EXERCISE
Type out the complete listing below word for word, without its pictures.

======== DATA SHOWN ========

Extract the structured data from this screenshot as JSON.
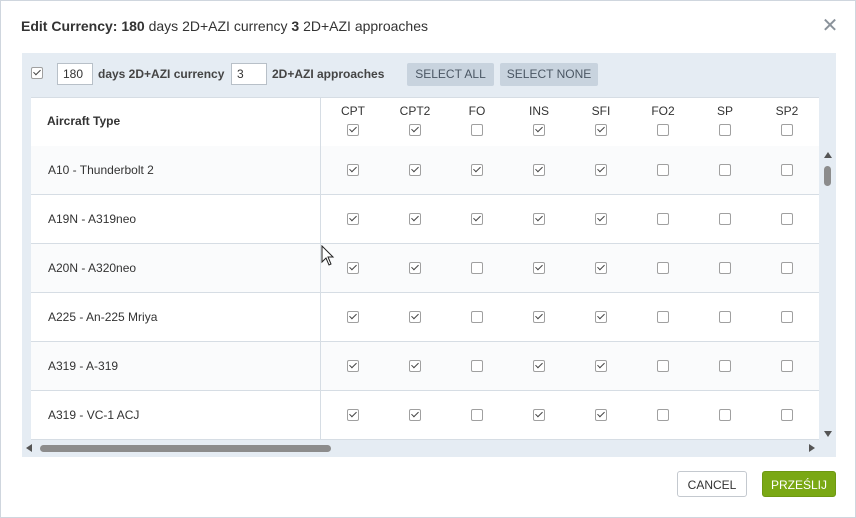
{
  "dialog": {
    "title_prefix": "Edit Currency:",
    "title_days": "180",
    "title_mid": "days 2D+AZI currency",
    "title_approaches": "3",
    "title_suffix": "2D+AZI approaches"
  },
  "toolbar": {
    "days_value": "180",
    "days_label": "days 2D+AZI currency",
    "approaches_value": "3",
    "approaches_label": "2D+AZI approaches",
    "select_all": "SELECT ALL",
    "select_none": "SELECT NONE"
  },
  "table": {
    "type_header": "Aircraft Type",
    "columns": [
      {
        "label": "CPT",
        "checked": true
      },
      {
        "label": "CPT2",
        "checked": true
      },
      {
        "label": "FO",
        "checked": false
      },
      {
        "label": "INS",
        "checked": true
      },
      {
        "label": "SFI",
        "checked": true
      },
      {
        "label": "FO2",
        "checked": false
      },
      {
        "label": "SP",
        "checked": false
      },
      {
        "label": "SP2",
        "checked": false
      }
    ],
    "rows": [
      {
        "name": "A10 - Thunderbolt 2",
        "checks": [
          true,
          true,
          true,
          true,
          true,
          false,
          false,
          false
        ]
      },
      {
        "name": "A19N - A319neo",
        "checks": [
          true,
          true,
          true,
          true,
          true,
          false,
          false,
          false
        ]
      },
      {
        "name": "A20N - A320neo",
        "checks": [
          true,
          true,
          false,
          true,
          true,
          false,
          false,
          false
        ]
      },
      {
        "name": "A225 - An-225 Mriya",
        "checks": [
          true,
          true,
          false,
          true,
          true,
          false,
          false,
          false
        ]
      },
      {
        "name": "A319 - A-319",
        "checks": [
          true,
          true,
          false,
          true,
          true,
          false,
          false,
          false
        ]
      },
      {
        "name": "A319 - VC-1 ACJ",
        "checks": [
          true,
          true,
          false,
          true,
          true,
          false,
          false,
          false
        ]
      }
    ]
  },
  "footer": {
    "cancel": "CANCEL",
    "submit": "PRZEŚLIJ"
  },
  "colors": {
    "accent_green": "#7aa814",
    "panel_bg": "#e5ecf3",
    "button_grey": "#c8d3de"
  }
}
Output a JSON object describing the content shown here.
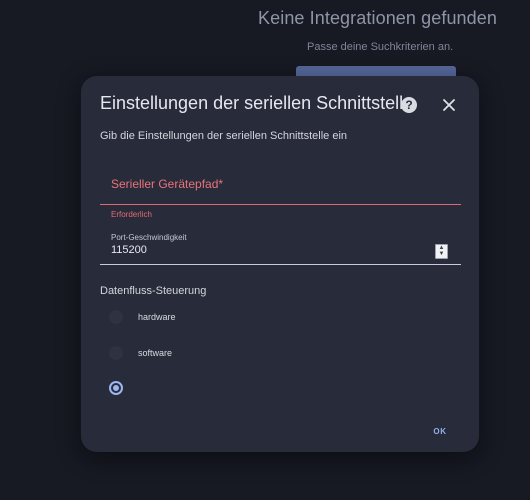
{
  "background": {
    "title": "Keine Integrationen gefunden",
    "subtitle": "Passe deine Suchkriterien an."
  },
  "dialog": {
    "title": "Einstellungen der seriellen Schnittstelle",
    "help_icon": "question-mark-icon",
    "close_icon": "close-icon",
    "description": "Gib die Einstellungen der seriellen Schnittstelle ein",
    "path_field": {
      "label": "Serieller Gerätepfad*",
      "value": "",
      "error": "Erforderlich"
    },
    "speed_field": {
      "label": "Port-Geschwindigkeit",
      "value": "115200"
    },
    "flow_control": {
      "title": "Datenfluss-Steuerung",
      "options": [
        {
          "label": "hardware",
          "checked": false
        },
        {
          "label": "software",
          "checked": false
        },
        {
          "label": "",
          "checked": true
        }
      ]
    },
    "ok_label": "OK"
  },
  "colors": {
    "background": "#171923",
    "dialog": "#282b3a",
    "error": "#e9737b",
    "accent": "#9ab7ef"
  }
}
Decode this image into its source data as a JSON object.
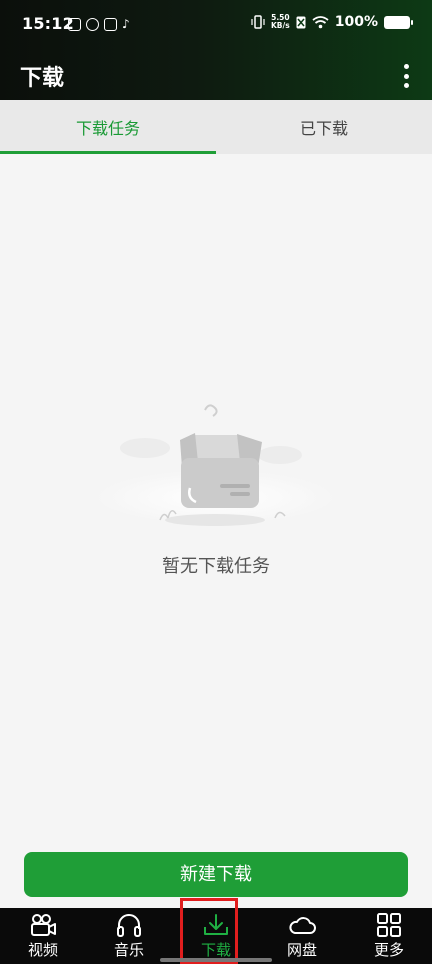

========

THE RESPONSE
Extract the structured data from this screenshot as JSON.
{
  "dialog": {
    "title_prefix": "Edit Currency:",
    "title_days": "180",
    "title_mid": "days 2D+AZI currency",
    "title_approaches": "3",
    "title_suffix": "2D+AZI approaches"
  },
  "toolbar": {
    "days_value": "180",
    "days_label": "days 2D+AZI currency",
    "approaches_value": "3",
    "approaches_label": "2D+AZI approaches",
    "select_all": "SELECT ALL",
    "select_none": "SELECT NONE"
  },
  "table": {
    "type_header": "Aircraft Type",
    "columns": [
      {
        "label": "CPT",
        "checked": true
      },
      {
        "label": "CPT2",
        "checked": true
      },
      {
        "label": "FO",
        "checked": false
      },
      {
        "label": "INS",
        "checked": true
      },
      {
        "label": "SFI",
        "checked": true
      },
      {
        "label": "FO2",
        "checked": false
      },
      {
        "label": "SP",
        "checked": false
      },
      {
        "label": "SP2",
        "checked": false
      }
    ],
    "rows": [
      {
        "name": "A10 - Thunderbolt 2",
        "checks": [
          true,
          true,
          true,
          true,
          true,
          false,
          false,
          false
        ]
      },
      {
        "name": "A19N - A319neo",
        "checks": [
          true,
          true,
          true,
          true,
          true,
          false,
          false,
          false
        ]
      },
      {
        "name": "A20N - A320neo",
        "checks": [
          true,
          true,
          false,
          true,
          true,
          false,
          false,
          false
        ]
      },
      {
        "name": "A225 - An-225 Mriya",
        "checks": [
          true,
          true,
          false,
          true,
          true,
          false,
          false,
          false
        ]
      },
      {
        "name": "A319 - A-319",
        "checks": [
          true,
          true,
          false,
          true,
          true,
          false,
          false,
          false
        ]
      },
      {
        "name": "A319 - VC-1 ACJ",
        "checks": [
          true,
          true,
          false,
          true,
          true,
          false,
          false,
          false
        ]
      }
    ]
  },
  "footer": {
    "cancel": "CANCEL",
    "submit": "PRZEŚLIJ"
  },
  "colors": {
    "accent_green": "#7aa814",
    "panel_bg": "#e5ecf3",
    "button_grey": "#c8d3de"
  }
}
Output a JSON object describing the content shown here.
{
  "background": {
    "title": "Keine Integrationen gefunden",
    "subtitle": "Passe deine Suchkriterien an."
  },
  "dialog": {
    "title": "Einstellungen der seriellen Schnittstelle",
    "help_icon": "question-mark-icon",
    "close_icon": "close-icon",
    "description": "Gib die Einstellungen der seriellen Schnittstelle ein",
    "path_field": {
      "label": "Serieller Gerätepfad*",
      "value": "",
      "error": "Erforderlich"
    },
    "speed_field": {
      "label": "Port-Geschwindigkeit",
      "value": "115200"
    },
    "flow_control": {
      "title": "Datenfluss-Steuerung",
      "options": [
        {
          "label": "hardware",
          "checked": false
        },
        {
          "label": "software",
          "checked": false
        },
        {
          "label": "",
          "checked": true
        }
      ]
    },
    "ok_label": "OK"
  },
  "colors": {
    "background": "#171923",
    "dialog": "#282b3a",
    "error": "#e9737b",
    "accent": "#9ab7ef"
  }
}
Decode this image into its source data as a JSON object.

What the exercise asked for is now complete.